→ EXERCISE DETAILS:
Print each line of the listing once more, precisely as given.

[Dataset rows]

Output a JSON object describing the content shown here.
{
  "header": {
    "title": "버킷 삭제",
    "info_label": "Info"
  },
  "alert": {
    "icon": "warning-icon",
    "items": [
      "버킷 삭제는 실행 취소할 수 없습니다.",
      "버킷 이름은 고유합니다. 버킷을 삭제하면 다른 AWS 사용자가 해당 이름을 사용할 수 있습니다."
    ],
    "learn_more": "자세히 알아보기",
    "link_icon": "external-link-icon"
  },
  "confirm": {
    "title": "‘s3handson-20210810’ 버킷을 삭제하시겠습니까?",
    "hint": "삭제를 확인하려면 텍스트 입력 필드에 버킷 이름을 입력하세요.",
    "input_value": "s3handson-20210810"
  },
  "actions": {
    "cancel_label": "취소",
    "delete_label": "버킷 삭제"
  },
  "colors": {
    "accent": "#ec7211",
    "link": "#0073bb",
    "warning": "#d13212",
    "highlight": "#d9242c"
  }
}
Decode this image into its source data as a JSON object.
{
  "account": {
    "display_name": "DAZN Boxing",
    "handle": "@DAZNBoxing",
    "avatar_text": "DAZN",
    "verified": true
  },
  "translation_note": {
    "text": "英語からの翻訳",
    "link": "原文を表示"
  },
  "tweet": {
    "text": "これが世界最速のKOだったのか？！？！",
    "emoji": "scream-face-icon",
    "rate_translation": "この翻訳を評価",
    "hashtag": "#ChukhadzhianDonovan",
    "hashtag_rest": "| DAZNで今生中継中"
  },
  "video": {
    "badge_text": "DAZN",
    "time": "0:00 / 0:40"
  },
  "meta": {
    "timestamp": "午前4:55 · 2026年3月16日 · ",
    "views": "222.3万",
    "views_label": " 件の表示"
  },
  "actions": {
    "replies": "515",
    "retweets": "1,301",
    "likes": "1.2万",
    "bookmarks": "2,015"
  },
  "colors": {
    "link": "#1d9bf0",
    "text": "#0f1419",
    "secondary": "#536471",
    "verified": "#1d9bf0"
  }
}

→ EXERCISE RESPONSE:
Output a JSON object describing the content shown here.
{
  "header": {
    "title": "버킷 삭제",
    "info_label": "Info"
  },
  "alert": {
    "icon": "warning-icon",
    "items": [
      "버킷 삭제는 실행 취소할 수 없습니다.",
      "버킷 이름은 고유합니다. 버킷을 삭제하면 다른 AWS 사용자가 해당 이름을 사용할 수 있습니다."
    ],
    "learn_more": "자세히 알아보기",
    "link_icon": "external-link-icon"
  },
  "confirm": {
    "title": "‘s3handson-20210810’ 버킷을 삭제하시겠습니까?",
    "hint": "삭제를 확인하려면 텍스트 입력 필드에 버킷 이름을 입력하세요.",
    "input_value": "s3handson-20210810"
  },
  "actions": {
    "cancel_label": "취소",
    "delete_label": "버킷 삭제"
  },
  "colors": {
    "accent": "#ec7211",
    "link": "#0073bb",
    "warning": "#d13212",
    "highlight": "#d9242c"
  }
}
Decode this image into its source data as a JSON object.
{
  "account": {
    "display_name": "DAZN Boxing",
    "handle": "@DAZNBoxing",
    "avatar_text": "DAZN",
    "verified": true
  },
  "translation_note": {
    "text": "英語からの翻訳",
    "link": "原文を表示"
  },
  "tweet": {
    "text": "これが世界最速のKOだったのか？！？！",
    "emoji": "scream-face-icon",
    "rate_translation": "この翻訳を評価",
    "hashtag": "#ChukhadzhianDonovan",
    "hashtag_rest": "| DAZNで今生中継中"
  },
  "video": {
    "badge_text": "DAZN",
    "time": "0:00 / 0:40"
  },
  "meta": {
    "timestamp": "午前4:55 · 2026年3月16日 · ",
    "views": "222.3万",
    "views_label": " 件の表示"
  },
  "actions": {
    "replies": "515",
    "retweets": "1,301",
    "likes": "1.2万",
    "bookmarks": "2,015"
  },
  "colors": {
    "link": "#1d9bf0",
    "text": "#0f1419",
    "secondary": "#536471",
    "verified": "#1d9bf0"
  }
}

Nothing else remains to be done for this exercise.